▶ **The task**:
In the listing below, locate the lines bearing the word "والشراء". Copy every one of them.

▶ **Listing**:
-- Start --

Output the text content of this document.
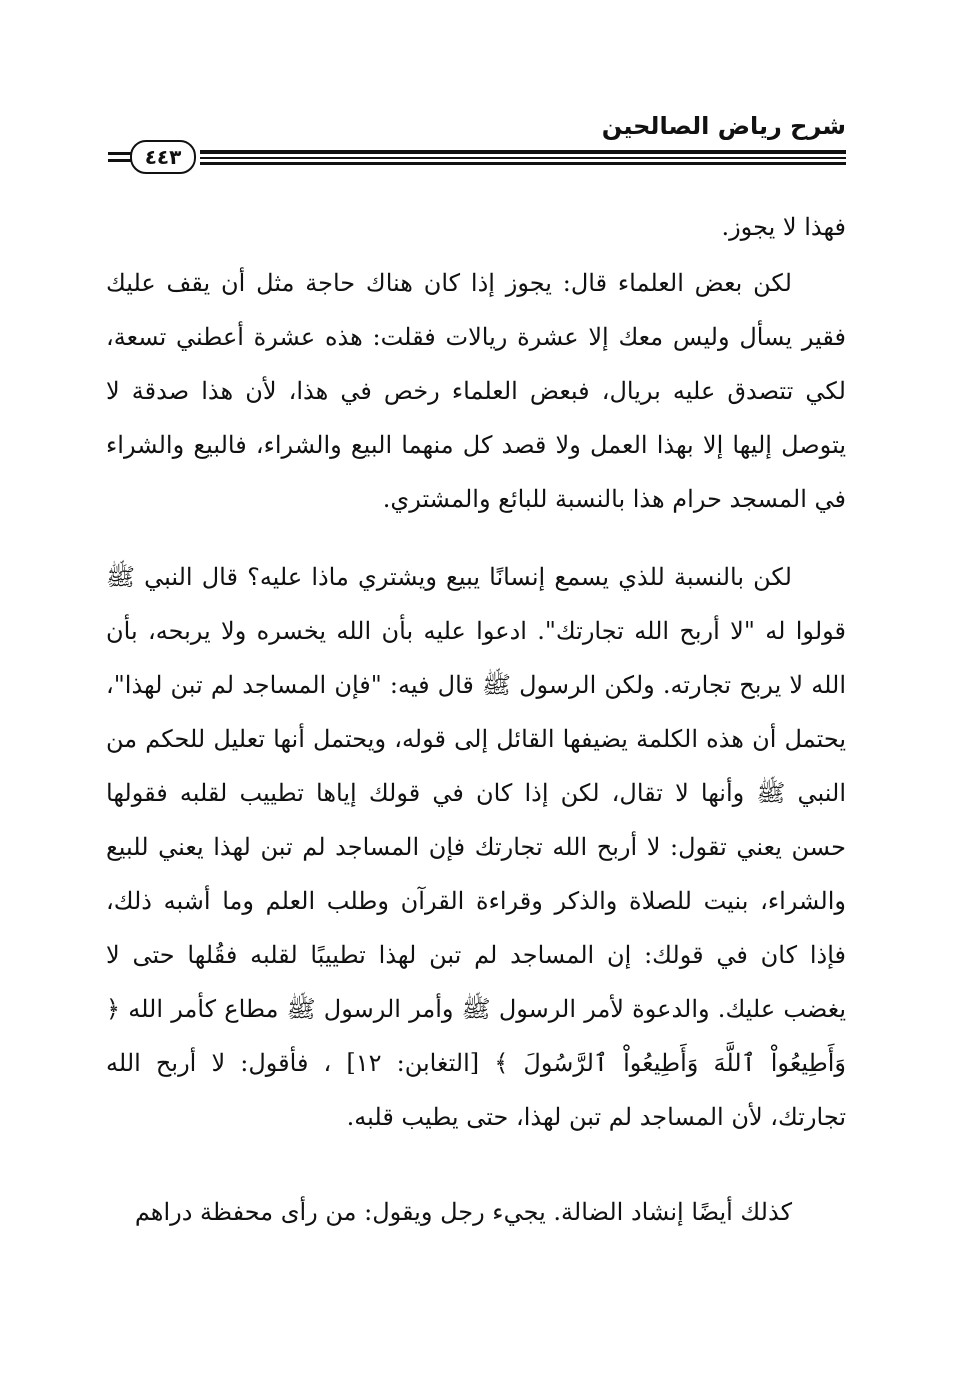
شرح رياض الصالحين
٤٤٣

فهذا لا يجوز.

لكن بعض العلماء قال: يجوز إذا كان هناك حاجة مثل أن يقف عليك فقير يسأل وليس معك إلا عشرة ريالات فقلت: هذه عشرة أعطني تسعة، لكي تتصدق عليه بريال، فبعض العلماء رخص في هذا، لأن هذا صدقة لا يتوصل إليها إلا بهذا العمل ولا قصد كل منهما البيع والشراء، فالبيع والشراء في المسجد حرام هذا بالنسبة للبائع والمشتري.

لكن بالنسبة للذي يسمع إنسانًا يبيع ويشتري ماذا عليه؟ قال النبي ﷺ قولوا له "لا أربح الله تجارتك". ادعوا عليه بأن الله يخسره ولا يربحه، بأن الله لا يربح تجارته. ولكن الرسول ﷺ قال فيه: "فإن المساجد لم تبن لهذا"، يحتمل أن هذه الكلمة يضيفها القائل إلى قوله، ويحتمل أنها تعليل للحكم من النبي ﷺ وأنها لا تقال، لكن إذا كان في قولك إياها تطييب لقلبه فقولها حسن يعني تقول: لا أربح الله تجارتك فإن المساجد لم تبن لهذا يعني للبيع والشراء، بنيت للصلاة والذكر وقراءة القرآن وطلب العلم وما أشبه ذلك، فإذا كان في قولك: إن المساجد لم تبن لهذا تطييبًا لقلبه فقُلها حتى لا يغضب عليك. والدعوة لأمر الرسول ﷺ وأمر الرسول ﷺ مطاع كأمر الله ﴿ وَأَطِيعُواْ ٱللَّهَ وَأَطِيعُواْ ٱلرَّسُولَ ﴾ [التغابن: ١٢] ، فأقول: لا أربح الله تجارتك، لأن المساجد لم تبن لهذا، حتى يطيب قلبه.

كذلك أيضًا إنشاد الضالة. يجيء رجل ويقول: من رأى محفظة دراهم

-- End --

▶ **Reply**:
لكن بعض العلماء قال: يجوز إذا كان هناك حاجة مثل أن يقف عليك فقير يسأل وليس معك إلا عشرة ريالات فقلت: هذه عشرة أعطني تسعة، لكي تتصدق عليه بريال، فبعض العلماء رخص في هذا، لأن هذا صدقة لا يتوصل إليها إلا بهذا العمل ولا قصد كل منهما البيع والشراء، فالبيع والشراء في المسجد حرام هذا بالنسبة للبائع والمشتري.
لكن بالنسبة للذي يسمع إنسانًا يبيع ويشتري ماذا عليه؟ قال النبي ﷺ قولوا له "لا أربح الله تجارتك". ادعوا عليه بأن الله يخسره ولا يربحه، بأن الله لا يربح تجارته. ولكن الرسول ﷺ قال فيه: "فإن المساجد لم تبن لهذا"، يحتمل أن هذه الكلمة يضيفها القائل إلى قوله، ويحتمل أنها تعليل للحكم من النبي ﷺ وأنها لا تقال، لكن إذا كان في قولك إياها تطييب لقلبه فقولها حسن يعني تقول: لا أربح الله تجارتك فإن المساجد لم تبن لهذا يعني للبيع والشراء، بنيت للصلاة والذكر وقراءة القرآن وطلب العلم وما أشبه ذلك، فإذا كان في قولك: إن المساجد لم تبن لهذا تطييبًا لقلبه فقُلها حتى لا يغضب عليك. والدعوة لأمر الرسول ﷺ وأمر الرسول ﷺ مطاع كأمر الله ﴿ وَأَطِيعُواْ ٱللَّهَ وَأَطِيعُواْ ٱلرَّسُولَ ﴾ [التغابن: ١٢] ، فأقول: لا أربح الله تجارتك، لأن المساجد لم تبن لهذا، حتى يطيب قلبه.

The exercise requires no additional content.